= Given information =
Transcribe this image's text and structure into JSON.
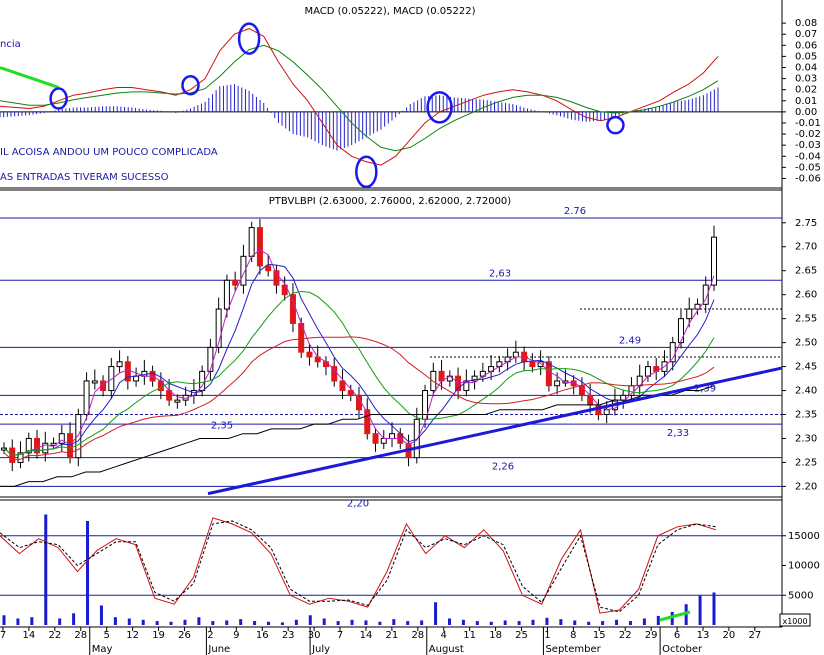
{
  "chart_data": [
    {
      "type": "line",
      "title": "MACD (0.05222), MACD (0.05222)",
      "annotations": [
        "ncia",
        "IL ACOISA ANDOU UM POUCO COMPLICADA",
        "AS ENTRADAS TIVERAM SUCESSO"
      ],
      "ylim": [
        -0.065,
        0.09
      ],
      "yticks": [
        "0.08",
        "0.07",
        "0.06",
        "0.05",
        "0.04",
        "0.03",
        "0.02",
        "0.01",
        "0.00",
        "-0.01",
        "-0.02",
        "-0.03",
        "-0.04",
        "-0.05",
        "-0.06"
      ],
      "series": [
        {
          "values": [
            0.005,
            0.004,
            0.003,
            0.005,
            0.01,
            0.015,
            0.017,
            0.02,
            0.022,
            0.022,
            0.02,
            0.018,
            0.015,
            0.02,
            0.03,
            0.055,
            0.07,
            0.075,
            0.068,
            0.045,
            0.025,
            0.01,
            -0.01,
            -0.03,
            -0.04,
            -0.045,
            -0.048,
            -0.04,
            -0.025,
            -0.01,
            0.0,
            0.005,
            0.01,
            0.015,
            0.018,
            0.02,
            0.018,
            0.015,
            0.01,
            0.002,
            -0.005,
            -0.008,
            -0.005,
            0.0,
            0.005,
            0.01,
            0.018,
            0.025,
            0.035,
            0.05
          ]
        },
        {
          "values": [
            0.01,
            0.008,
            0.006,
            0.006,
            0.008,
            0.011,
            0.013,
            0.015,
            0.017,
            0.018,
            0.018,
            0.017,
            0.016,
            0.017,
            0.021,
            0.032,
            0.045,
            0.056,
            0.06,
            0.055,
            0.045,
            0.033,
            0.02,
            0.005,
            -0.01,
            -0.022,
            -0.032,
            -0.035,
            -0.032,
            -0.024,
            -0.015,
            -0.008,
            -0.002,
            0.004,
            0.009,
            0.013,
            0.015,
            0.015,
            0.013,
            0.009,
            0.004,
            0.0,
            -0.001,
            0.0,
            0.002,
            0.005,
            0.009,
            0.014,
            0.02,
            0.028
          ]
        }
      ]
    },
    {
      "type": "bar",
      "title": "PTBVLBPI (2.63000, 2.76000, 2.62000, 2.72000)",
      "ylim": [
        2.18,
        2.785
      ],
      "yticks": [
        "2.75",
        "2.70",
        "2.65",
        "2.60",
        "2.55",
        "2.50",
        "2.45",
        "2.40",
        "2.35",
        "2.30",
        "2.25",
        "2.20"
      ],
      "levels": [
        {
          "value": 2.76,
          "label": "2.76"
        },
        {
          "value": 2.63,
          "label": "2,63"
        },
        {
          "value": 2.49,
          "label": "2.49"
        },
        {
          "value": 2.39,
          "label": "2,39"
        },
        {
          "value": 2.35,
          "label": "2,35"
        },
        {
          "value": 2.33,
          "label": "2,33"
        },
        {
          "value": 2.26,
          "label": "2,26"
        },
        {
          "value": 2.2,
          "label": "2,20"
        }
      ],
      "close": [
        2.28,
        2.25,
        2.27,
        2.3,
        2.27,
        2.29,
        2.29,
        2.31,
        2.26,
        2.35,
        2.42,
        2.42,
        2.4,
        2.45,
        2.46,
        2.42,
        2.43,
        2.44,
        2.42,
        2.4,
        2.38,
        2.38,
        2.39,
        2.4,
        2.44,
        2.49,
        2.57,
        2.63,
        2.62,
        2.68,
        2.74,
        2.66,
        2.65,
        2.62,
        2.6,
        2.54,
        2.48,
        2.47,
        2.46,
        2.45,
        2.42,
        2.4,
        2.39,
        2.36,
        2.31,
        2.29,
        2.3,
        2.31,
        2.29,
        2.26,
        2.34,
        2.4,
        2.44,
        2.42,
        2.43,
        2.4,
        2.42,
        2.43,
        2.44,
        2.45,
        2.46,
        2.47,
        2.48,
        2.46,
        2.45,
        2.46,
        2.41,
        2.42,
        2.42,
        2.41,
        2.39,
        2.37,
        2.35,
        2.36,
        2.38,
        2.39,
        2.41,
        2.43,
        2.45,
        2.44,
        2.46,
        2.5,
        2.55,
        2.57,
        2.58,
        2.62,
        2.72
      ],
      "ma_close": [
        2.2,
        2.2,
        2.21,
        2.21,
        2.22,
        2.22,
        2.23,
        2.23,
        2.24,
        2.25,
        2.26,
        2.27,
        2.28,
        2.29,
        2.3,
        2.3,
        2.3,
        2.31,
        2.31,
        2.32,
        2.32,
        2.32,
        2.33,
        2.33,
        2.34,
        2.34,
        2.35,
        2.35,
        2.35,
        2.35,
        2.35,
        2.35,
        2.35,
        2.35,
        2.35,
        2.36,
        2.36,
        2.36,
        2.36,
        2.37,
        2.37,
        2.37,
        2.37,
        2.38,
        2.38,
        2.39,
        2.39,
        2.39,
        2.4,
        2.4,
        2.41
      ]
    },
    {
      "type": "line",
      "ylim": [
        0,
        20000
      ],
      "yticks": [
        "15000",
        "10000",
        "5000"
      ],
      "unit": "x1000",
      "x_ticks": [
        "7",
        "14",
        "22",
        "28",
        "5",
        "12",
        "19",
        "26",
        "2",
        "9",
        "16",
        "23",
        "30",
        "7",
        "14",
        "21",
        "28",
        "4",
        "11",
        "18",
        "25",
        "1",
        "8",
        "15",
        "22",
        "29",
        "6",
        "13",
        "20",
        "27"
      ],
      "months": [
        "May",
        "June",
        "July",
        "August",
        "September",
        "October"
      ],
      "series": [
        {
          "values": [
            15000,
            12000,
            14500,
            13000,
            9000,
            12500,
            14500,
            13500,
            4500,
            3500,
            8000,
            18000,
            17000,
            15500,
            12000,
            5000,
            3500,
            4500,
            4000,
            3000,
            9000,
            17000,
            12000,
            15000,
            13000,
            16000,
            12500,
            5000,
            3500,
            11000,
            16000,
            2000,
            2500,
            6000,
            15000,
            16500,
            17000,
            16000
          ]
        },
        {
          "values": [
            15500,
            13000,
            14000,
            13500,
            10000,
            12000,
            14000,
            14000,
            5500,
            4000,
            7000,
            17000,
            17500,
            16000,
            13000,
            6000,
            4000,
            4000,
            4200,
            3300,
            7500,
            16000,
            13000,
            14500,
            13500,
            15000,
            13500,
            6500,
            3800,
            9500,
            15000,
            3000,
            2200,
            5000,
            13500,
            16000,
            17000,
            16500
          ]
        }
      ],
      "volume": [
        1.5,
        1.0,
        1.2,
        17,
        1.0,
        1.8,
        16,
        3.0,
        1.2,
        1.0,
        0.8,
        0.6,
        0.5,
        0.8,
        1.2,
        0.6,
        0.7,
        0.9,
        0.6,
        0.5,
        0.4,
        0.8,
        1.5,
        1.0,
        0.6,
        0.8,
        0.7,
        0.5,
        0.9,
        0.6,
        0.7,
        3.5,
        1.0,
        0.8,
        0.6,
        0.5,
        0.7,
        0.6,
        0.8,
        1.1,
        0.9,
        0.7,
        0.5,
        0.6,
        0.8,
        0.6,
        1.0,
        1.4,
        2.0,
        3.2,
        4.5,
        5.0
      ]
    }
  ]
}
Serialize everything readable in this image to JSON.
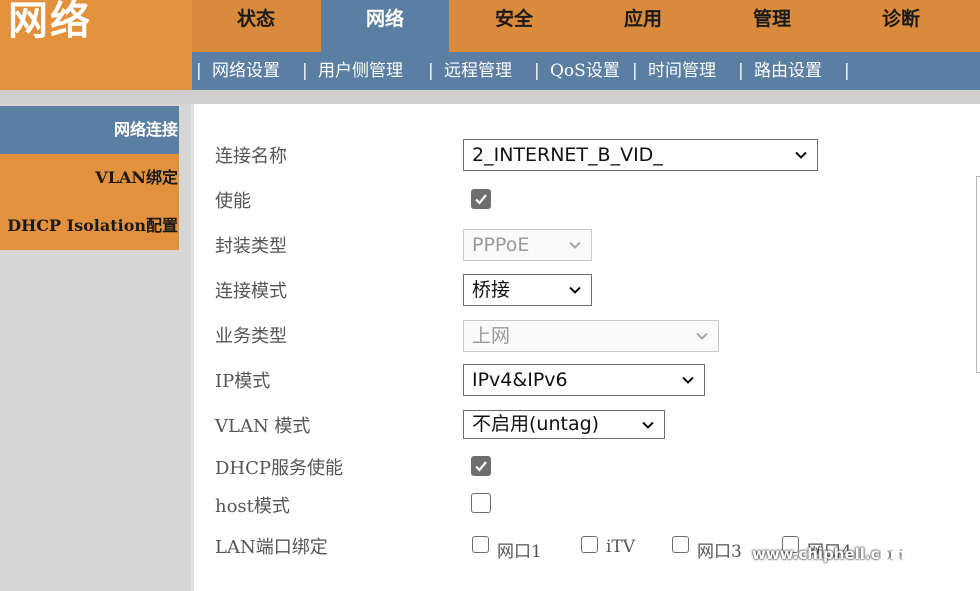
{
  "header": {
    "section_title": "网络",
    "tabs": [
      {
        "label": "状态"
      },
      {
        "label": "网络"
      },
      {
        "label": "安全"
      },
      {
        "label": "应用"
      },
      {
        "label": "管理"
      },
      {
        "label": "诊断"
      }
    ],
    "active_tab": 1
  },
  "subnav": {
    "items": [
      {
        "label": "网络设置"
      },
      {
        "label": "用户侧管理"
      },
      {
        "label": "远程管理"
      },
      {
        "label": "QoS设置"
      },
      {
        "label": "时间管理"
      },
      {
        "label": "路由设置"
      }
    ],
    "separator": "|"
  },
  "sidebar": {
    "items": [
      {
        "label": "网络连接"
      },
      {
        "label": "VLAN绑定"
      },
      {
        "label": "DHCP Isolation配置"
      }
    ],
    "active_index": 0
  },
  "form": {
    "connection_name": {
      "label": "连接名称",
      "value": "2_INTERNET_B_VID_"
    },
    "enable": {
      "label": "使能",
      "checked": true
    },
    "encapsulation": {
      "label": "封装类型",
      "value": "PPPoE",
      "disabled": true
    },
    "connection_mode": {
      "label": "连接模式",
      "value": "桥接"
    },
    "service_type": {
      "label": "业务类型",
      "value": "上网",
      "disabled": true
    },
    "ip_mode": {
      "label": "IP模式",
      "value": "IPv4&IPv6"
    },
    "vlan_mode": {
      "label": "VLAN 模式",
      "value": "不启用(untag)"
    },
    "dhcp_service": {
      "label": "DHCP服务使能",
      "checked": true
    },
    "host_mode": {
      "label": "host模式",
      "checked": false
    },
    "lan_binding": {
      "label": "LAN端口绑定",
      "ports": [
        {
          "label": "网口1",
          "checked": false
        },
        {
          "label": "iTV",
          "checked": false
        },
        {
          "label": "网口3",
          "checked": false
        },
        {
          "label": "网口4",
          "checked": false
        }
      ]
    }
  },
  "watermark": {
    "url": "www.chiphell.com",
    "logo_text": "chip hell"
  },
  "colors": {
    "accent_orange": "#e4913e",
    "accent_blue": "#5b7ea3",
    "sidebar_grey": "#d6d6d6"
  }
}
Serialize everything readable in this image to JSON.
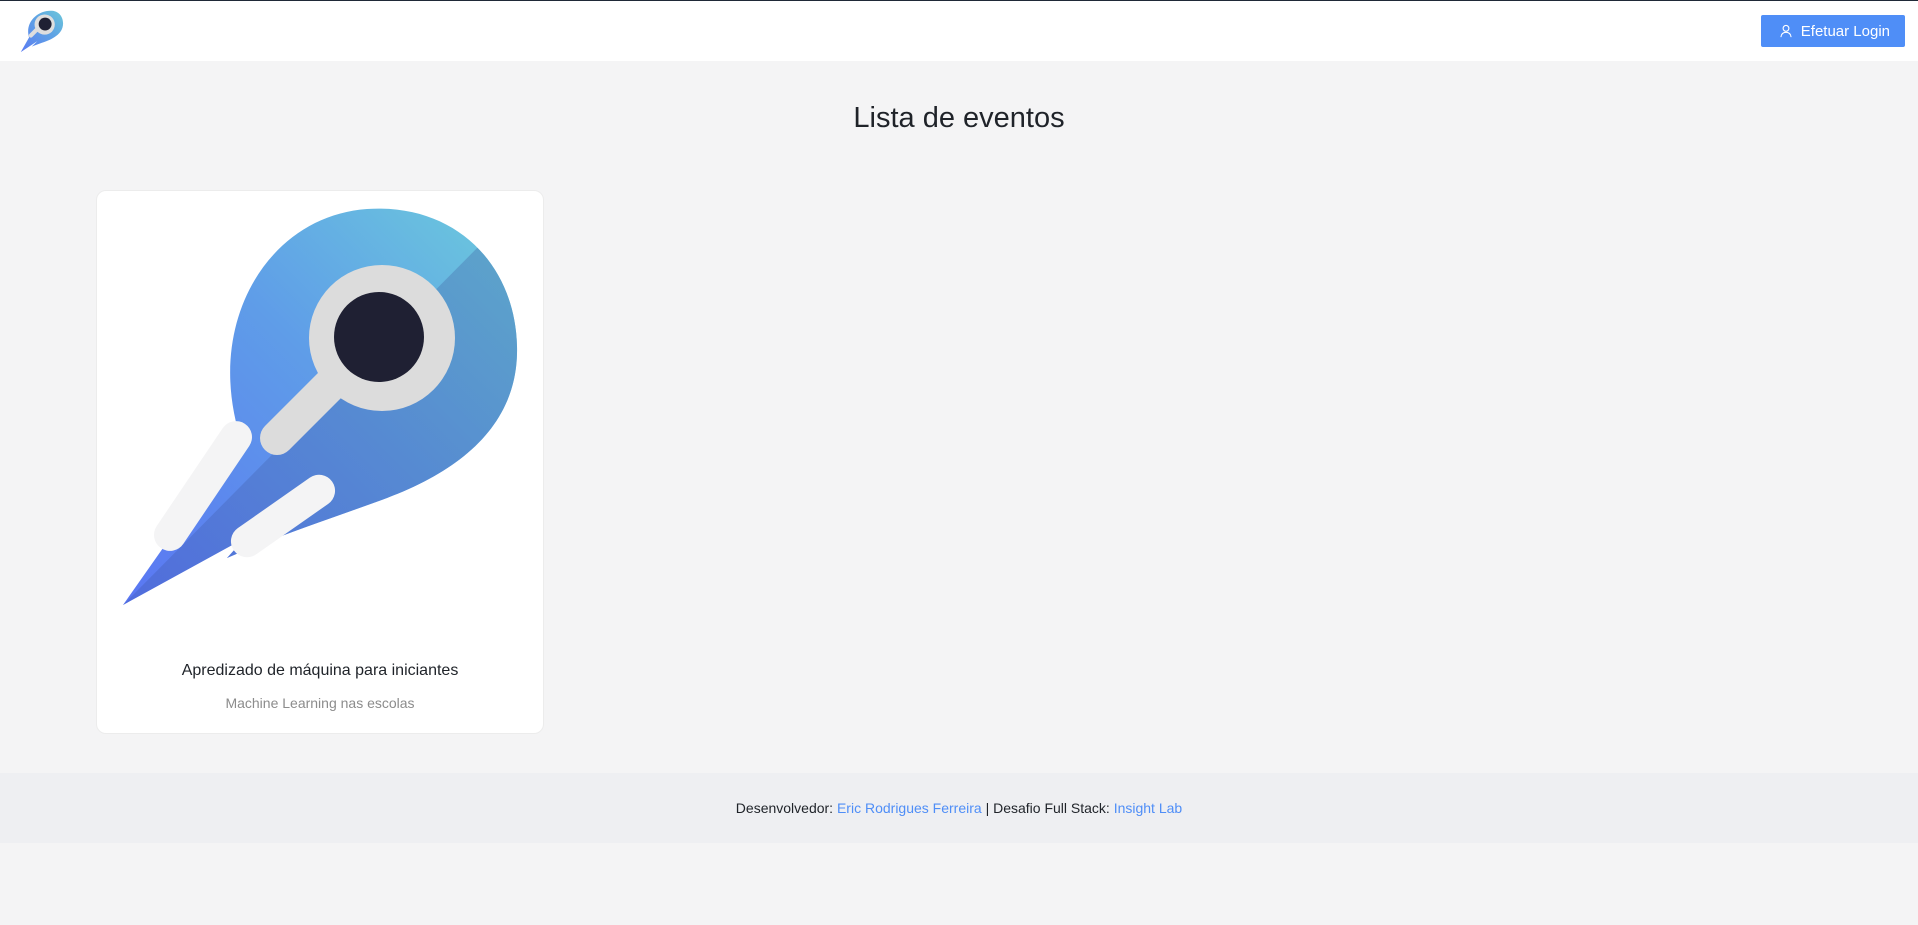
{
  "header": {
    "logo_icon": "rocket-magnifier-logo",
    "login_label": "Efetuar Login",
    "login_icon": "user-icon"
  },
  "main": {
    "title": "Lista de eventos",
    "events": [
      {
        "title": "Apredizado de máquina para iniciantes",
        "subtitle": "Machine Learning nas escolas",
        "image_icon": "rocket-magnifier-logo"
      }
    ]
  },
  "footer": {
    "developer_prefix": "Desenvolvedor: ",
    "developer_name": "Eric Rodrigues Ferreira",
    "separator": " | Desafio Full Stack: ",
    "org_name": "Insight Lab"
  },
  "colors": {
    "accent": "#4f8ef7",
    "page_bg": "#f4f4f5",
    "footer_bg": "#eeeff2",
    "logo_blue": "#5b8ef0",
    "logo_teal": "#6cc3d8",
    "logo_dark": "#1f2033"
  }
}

= Challenge =
Copy in full each line that holds the word "separator".

= Answer to this problem =
    "separator": "|"
    "separator": " | Desafio Full Stack: ",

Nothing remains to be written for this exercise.